→ GIVEN PASSAGE:

☆ ☆ ☆ ☆ ☆

The Kremlin has responded to criticism from extreme nationalists with a mix of repression, jailing their most vocal and disruptive leaders, and tacit support.

The police on Tuesday arrested several protesters who gathered outside the Japanese embassy to protest any return of the islands. But the Russian authorities, who usually crack down hard on opponents of Mr. Putin, allowed a demonstration in central Moscow on Sunday by hundreds of nationalists and far-left activists united in hostility to any deal with Japan and also to Mr. Putin, whom they view as insufficiently robust in his defense of Russian interests.

Among those speaking at the protest rally was Igor Girkin, a former military intelligence officer who helped ignite the Russian-backed separatist rebellion in eastern Ukraine in 2014. Now back in Russia, Mr. Girkin, also known Igor Strelkov, commands a small but noisy following of self-declared patriots committed to expanding Russian territory and resisting, by force if necessary, any accommodation with the outside world.

“I will say just one thing. If the authorities decide, against the will of the overwhelming majority of the people, hand over to the Japanese two, one, even a piece of the Kurile Islands, we will not stop at any action, lawful or unlawful,” he told flag-waving protesters. A group of demonstrators from the Left Front, whose flag features a hand grenade, held up a large banner declaring Hokkaido, an integral part of Japanese territory, a “Russian island.”

As chants of “resign, resign” rose from the square, another group of protesters waved printed signed reading: “We will give away Putin instead of the Kuriles!”

The Soviet Union seized the Kurile Islands, some of which lie just a few miles from Hokkaido, Japan’s northern prefecture, in August 1945 and, after expelling Japanese residents, incorporated the remote, mostly barren islands into Russia’s Sakhalin region. Moscow and Tokyo agreed in 1956 to put an end to their wartime hostility and that two small parts of the territory — Habomai and Shikotan — near Hokkaido would be handed back to Japan after the signing of a formal peace treaty.

☆ ☆ ☆ ☆ ☆

→ SOURCE RECORDS:
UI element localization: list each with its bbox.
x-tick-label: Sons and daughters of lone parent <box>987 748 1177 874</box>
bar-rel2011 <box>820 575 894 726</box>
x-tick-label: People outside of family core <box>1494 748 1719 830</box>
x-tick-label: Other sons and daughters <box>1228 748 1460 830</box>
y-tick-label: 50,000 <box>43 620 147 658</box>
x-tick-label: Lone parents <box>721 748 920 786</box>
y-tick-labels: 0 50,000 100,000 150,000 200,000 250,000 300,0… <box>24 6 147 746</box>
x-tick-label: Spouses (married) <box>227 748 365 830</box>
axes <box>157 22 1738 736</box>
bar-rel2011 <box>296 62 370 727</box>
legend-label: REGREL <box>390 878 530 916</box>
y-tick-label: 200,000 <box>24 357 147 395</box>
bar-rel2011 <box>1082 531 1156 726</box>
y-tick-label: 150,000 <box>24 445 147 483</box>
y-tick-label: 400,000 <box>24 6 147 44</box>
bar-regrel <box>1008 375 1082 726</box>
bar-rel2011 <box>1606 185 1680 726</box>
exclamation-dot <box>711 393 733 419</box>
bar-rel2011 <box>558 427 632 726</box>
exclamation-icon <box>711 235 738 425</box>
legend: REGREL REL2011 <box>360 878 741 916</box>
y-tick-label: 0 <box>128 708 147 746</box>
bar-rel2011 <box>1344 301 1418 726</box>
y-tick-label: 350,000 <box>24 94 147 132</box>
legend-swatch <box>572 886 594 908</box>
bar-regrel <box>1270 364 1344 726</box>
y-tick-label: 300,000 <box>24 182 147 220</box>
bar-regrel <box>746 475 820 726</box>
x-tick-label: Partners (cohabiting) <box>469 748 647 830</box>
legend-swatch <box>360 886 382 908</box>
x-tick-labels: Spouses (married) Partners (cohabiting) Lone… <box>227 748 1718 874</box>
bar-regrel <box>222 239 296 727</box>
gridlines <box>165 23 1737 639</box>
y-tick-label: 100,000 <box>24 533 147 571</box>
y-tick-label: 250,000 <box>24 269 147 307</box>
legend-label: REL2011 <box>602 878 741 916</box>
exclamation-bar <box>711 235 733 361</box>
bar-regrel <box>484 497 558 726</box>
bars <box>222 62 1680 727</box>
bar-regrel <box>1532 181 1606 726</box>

☆ ☆ ☆ ☆ ☆

→ ACTIONS TO TAKE:
[a] Reproduce the passage on the Kurile Islands protests in full, word for word.
[b] Transcribe the listing from its first line through the line holding "x-tick-label: Lone parents", inclusive.

→ THE RESULTS:
[a]
The Kremlin has responded to criticism from extreme nationalists with a mix of repression, jailing their most vocal and disruptive leaders, and tacit support.

The police on Tuesday arrested several protesters who gathered outside the Japanese embassy to protest any return of the islands. But the Russian authorities, who usually crack down hard on opponents of Mr. Putin, allowed a demonstration in central Moscow on Sunday by hundreds of nationalists and far-left activists united in hostility to any deal with Japan and also to Mr. Putin, whom they view as insufficiently robust in his defense of Russian interests.

Among those speaking at the protest rally was Igor Girkin, a former military intelligence officer who helped ignite the Russian-backed separatist rebellion in eastern Ukraine in 2014. Now back in Russia, Mr. Girkin, also known Igor Strelkov, commands a small but noisy following of self-declared patriots committed to expanding Russian territory and resisting, by force if necessary, any accommodation with the outside world.

“I will say just one thing. If the authorities decide, against the will of the overwhelming majority of the people, hand over to the Japanese two, one, even a piece of the Kurile Islands, we will not stop at any action, lawful or unlawful,” he told flag-waving protesters. A group of demonstrators from the Left Front, whose flag features a hand grenade, held up a large banner declaring Hokkaido, an integral part of Japanese territory, a “Russian island.”

As chants of “resign, resign” rose from the square, another group of protesters waved printed signed reading: “We will give away Putin instead of the Kuriles!”

The Soviet Union seized the Kurile Islands, some of which lie just a few miles from Hokkaido, Japan’s northern prefecture, in August 1945 and, after expelling Japanese residents, incorporated the remote, mostly barren islands into Russia’s Sakhalin region. Moscow and Tokyo agreed in 1956 to put an end to their wartime hostility and that two small parts of the territory — Habomai and Shikotan — near Hokkaido would be handed back to Japan after the signing of a formal peace treaty.

[b]
UI element localization: list each with its bbox.
x-tick-label: Sons and daughters of lone parent <box>987 748 1177 874</box>
bar-rel2011 <box>820 575 894 726</box>
x-tick-label: People outside of family core <box>1494 748 1719 830</box>
x-tick-label: Other sons and daughters <box>1228 748 1460 830</box>
y-tick-label: 50,000 <box>43 620 147 658</box>
x-tick-label: Lone parents <box>721 748 920 786</box>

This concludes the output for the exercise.